DIRECTION.
In the material below, count the lines with the word "image" and state that number only.

---------- RECORDS ----------

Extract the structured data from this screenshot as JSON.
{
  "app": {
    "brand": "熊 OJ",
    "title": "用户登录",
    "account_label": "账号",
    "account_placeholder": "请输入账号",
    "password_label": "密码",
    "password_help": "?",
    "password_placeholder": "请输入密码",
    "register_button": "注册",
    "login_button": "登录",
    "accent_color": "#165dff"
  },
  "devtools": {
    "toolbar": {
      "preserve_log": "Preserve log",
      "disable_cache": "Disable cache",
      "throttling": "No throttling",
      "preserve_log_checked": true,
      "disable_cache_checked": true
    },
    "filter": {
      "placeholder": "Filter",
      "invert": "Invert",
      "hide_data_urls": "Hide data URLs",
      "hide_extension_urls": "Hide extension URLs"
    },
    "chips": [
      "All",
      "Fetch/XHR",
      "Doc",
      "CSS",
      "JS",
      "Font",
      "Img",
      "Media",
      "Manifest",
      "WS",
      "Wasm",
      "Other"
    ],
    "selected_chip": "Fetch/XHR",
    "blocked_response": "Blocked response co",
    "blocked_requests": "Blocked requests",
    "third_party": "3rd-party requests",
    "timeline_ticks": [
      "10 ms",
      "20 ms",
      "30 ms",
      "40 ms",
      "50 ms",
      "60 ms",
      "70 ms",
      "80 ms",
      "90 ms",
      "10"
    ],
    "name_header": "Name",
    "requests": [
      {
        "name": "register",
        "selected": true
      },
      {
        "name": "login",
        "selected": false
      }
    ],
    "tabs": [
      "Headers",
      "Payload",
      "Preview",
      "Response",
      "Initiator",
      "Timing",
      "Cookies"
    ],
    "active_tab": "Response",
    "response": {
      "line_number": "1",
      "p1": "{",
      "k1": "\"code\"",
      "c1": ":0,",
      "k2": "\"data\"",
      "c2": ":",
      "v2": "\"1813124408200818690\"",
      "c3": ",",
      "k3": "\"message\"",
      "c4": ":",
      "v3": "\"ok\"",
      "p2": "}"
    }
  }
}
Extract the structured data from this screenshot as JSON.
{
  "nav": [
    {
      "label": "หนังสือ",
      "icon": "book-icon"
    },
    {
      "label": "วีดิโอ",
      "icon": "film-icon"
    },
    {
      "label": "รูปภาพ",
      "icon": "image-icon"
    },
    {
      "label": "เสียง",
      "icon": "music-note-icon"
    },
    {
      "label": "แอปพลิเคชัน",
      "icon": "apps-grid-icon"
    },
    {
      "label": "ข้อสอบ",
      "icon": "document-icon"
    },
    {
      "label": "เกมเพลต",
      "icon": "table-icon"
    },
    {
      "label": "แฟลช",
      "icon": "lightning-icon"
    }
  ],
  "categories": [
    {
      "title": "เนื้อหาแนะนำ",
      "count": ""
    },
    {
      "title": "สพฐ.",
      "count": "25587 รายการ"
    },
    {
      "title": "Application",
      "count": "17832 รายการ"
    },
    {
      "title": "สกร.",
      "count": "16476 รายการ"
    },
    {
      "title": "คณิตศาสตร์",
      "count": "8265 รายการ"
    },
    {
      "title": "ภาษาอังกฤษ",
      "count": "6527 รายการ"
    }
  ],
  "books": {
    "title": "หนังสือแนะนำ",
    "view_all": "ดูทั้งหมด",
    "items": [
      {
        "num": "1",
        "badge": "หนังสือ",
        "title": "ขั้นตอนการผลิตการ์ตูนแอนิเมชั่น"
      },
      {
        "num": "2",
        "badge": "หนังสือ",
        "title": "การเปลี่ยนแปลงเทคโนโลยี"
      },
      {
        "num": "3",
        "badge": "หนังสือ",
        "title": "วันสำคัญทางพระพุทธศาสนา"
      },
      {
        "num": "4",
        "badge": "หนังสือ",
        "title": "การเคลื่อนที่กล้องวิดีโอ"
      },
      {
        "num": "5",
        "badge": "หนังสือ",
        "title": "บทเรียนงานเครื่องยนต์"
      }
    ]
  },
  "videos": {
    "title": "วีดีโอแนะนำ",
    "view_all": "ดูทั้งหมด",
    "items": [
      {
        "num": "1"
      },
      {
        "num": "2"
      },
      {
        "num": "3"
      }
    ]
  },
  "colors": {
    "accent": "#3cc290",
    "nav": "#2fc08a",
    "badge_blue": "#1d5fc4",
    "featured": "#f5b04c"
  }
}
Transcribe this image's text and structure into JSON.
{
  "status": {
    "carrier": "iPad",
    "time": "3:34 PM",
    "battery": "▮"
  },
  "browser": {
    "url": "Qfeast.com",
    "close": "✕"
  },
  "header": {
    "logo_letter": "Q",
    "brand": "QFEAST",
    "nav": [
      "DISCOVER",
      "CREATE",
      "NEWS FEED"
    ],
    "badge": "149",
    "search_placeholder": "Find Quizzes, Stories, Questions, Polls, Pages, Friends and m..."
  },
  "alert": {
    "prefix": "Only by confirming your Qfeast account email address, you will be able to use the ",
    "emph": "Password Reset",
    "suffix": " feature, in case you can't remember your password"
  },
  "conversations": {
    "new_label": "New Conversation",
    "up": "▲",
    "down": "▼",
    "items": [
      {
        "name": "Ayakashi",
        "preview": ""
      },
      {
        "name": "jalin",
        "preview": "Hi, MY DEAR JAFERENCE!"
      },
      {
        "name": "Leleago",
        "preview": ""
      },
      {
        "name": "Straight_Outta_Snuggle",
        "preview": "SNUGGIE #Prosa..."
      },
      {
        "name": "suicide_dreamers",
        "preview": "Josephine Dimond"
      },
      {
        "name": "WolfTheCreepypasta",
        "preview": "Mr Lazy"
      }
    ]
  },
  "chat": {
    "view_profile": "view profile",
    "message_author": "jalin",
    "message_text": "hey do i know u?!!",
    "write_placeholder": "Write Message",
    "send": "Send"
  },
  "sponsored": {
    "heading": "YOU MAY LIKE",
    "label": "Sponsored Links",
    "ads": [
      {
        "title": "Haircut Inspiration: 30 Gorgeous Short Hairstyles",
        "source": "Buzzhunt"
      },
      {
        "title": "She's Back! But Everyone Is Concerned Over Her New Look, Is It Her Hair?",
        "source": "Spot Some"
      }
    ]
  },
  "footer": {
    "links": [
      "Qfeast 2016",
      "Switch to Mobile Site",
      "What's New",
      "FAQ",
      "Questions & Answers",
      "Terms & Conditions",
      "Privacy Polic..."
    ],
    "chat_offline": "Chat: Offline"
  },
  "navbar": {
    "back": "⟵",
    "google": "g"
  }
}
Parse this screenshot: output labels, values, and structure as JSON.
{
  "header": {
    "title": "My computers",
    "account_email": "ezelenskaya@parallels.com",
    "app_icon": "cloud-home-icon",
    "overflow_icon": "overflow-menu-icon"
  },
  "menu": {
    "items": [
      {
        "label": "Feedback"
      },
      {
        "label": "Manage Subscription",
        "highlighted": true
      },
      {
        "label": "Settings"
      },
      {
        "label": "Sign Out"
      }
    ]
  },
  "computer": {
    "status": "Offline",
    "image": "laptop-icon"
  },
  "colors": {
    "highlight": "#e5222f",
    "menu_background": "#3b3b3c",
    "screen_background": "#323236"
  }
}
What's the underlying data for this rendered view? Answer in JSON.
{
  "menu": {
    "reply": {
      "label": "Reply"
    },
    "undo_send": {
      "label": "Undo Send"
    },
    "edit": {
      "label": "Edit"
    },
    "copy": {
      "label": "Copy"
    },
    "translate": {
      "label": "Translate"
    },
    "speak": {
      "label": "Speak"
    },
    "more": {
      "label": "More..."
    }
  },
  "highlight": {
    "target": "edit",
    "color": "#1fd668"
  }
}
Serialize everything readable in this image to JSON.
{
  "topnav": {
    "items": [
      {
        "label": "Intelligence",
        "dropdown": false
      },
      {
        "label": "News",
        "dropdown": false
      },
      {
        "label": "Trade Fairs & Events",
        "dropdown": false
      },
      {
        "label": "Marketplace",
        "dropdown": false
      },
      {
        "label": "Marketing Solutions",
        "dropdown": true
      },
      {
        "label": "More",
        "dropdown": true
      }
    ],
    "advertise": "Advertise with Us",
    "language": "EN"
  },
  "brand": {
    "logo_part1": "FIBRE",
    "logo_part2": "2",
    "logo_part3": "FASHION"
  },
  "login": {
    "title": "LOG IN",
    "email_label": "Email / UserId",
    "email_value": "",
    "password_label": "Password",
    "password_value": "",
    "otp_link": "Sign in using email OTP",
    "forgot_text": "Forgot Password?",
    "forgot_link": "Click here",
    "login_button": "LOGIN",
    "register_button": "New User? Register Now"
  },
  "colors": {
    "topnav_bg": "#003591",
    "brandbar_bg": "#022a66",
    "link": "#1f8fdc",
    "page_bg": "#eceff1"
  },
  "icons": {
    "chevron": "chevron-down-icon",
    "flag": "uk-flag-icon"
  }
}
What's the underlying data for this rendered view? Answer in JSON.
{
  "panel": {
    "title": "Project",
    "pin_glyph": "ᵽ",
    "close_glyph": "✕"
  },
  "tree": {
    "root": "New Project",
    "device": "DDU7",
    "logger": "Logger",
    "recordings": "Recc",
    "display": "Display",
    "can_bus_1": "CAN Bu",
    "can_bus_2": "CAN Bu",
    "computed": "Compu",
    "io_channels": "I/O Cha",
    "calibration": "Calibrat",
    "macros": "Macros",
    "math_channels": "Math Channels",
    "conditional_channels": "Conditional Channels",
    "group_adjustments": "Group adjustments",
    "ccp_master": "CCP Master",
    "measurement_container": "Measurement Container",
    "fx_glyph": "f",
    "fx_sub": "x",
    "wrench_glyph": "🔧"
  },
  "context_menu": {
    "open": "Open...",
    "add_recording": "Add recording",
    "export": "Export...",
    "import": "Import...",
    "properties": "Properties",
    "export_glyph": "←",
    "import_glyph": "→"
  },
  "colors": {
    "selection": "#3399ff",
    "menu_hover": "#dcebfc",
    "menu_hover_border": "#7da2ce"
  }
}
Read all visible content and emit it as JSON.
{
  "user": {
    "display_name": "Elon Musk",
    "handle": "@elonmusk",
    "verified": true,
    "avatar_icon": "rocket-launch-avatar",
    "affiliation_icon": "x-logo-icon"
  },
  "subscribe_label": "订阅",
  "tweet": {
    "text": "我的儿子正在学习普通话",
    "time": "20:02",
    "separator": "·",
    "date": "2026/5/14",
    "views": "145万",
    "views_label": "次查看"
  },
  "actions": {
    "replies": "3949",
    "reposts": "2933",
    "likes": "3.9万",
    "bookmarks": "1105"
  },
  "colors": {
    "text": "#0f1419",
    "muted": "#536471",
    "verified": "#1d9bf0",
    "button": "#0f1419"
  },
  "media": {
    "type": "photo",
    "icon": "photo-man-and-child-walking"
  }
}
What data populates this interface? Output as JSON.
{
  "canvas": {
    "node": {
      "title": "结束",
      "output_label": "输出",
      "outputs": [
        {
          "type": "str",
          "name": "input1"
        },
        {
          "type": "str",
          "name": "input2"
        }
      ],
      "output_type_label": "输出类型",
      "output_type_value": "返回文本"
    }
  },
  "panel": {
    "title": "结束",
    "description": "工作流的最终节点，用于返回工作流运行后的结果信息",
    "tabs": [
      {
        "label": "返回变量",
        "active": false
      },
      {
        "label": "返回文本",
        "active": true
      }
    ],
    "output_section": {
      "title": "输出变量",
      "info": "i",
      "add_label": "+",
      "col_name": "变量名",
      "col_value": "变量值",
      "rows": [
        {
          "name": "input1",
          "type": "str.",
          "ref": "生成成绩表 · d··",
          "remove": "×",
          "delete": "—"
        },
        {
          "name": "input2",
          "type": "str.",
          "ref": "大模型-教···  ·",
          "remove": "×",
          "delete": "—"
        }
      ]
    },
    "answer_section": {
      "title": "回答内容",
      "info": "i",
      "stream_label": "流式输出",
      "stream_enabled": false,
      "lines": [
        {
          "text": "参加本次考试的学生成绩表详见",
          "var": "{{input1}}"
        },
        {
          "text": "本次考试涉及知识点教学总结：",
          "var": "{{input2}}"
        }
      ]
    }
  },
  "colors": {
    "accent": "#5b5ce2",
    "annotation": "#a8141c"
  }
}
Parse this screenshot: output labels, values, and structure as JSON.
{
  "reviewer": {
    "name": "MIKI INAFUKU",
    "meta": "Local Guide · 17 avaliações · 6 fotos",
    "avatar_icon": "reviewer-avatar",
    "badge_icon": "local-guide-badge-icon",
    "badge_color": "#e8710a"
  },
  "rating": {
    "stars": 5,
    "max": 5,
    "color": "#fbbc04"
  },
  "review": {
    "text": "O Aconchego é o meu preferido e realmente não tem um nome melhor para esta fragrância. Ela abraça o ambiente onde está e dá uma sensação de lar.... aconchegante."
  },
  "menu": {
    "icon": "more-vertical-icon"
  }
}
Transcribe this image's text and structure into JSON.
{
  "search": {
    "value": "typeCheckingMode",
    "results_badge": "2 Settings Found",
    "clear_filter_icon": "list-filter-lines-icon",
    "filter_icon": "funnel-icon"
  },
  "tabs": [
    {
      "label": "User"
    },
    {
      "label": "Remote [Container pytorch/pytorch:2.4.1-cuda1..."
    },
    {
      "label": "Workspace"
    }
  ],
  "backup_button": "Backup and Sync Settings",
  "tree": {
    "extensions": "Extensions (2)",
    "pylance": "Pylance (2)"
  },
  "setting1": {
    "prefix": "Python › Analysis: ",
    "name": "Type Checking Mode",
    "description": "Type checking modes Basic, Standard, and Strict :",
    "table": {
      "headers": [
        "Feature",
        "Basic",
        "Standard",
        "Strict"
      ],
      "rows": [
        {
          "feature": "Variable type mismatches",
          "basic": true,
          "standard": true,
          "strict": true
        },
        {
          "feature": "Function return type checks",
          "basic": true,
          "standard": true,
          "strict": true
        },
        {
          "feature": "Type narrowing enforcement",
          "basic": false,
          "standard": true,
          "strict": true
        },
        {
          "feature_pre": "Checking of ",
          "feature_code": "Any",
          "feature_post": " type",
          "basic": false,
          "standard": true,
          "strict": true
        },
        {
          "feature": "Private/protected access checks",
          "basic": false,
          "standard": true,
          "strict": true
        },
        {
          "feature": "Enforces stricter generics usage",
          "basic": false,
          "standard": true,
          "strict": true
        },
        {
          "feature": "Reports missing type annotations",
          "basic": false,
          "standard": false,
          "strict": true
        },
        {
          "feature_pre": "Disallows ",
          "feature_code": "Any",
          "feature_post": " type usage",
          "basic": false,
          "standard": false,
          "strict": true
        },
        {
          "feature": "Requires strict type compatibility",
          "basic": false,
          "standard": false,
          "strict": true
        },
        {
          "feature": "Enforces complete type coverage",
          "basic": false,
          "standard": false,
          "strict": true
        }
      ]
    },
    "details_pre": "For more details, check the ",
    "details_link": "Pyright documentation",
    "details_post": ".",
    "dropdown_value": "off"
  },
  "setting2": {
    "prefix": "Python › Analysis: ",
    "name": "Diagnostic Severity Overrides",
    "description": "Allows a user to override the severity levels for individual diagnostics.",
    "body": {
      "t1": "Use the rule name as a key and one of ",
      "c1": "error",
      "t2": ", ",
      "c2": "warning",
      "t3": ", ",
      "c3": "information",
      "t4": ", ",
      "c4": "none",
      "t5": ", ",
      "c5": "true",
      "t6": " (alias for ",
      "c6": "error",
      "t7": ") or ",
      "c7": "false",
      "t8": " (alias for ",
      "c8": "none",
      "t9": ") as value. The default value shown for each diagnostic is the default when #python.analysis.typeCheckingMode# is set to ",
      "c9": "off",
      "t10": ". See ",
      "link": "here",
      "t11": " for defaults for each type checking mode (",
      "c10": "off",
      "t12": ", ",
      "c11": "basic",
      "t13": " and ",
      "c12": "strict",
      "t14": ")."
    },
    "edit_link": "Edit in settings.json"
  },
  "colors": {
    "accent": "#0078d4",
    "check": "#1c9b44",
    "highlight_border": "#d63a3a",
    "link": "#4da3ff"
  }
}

----------

TASK RESULT.
5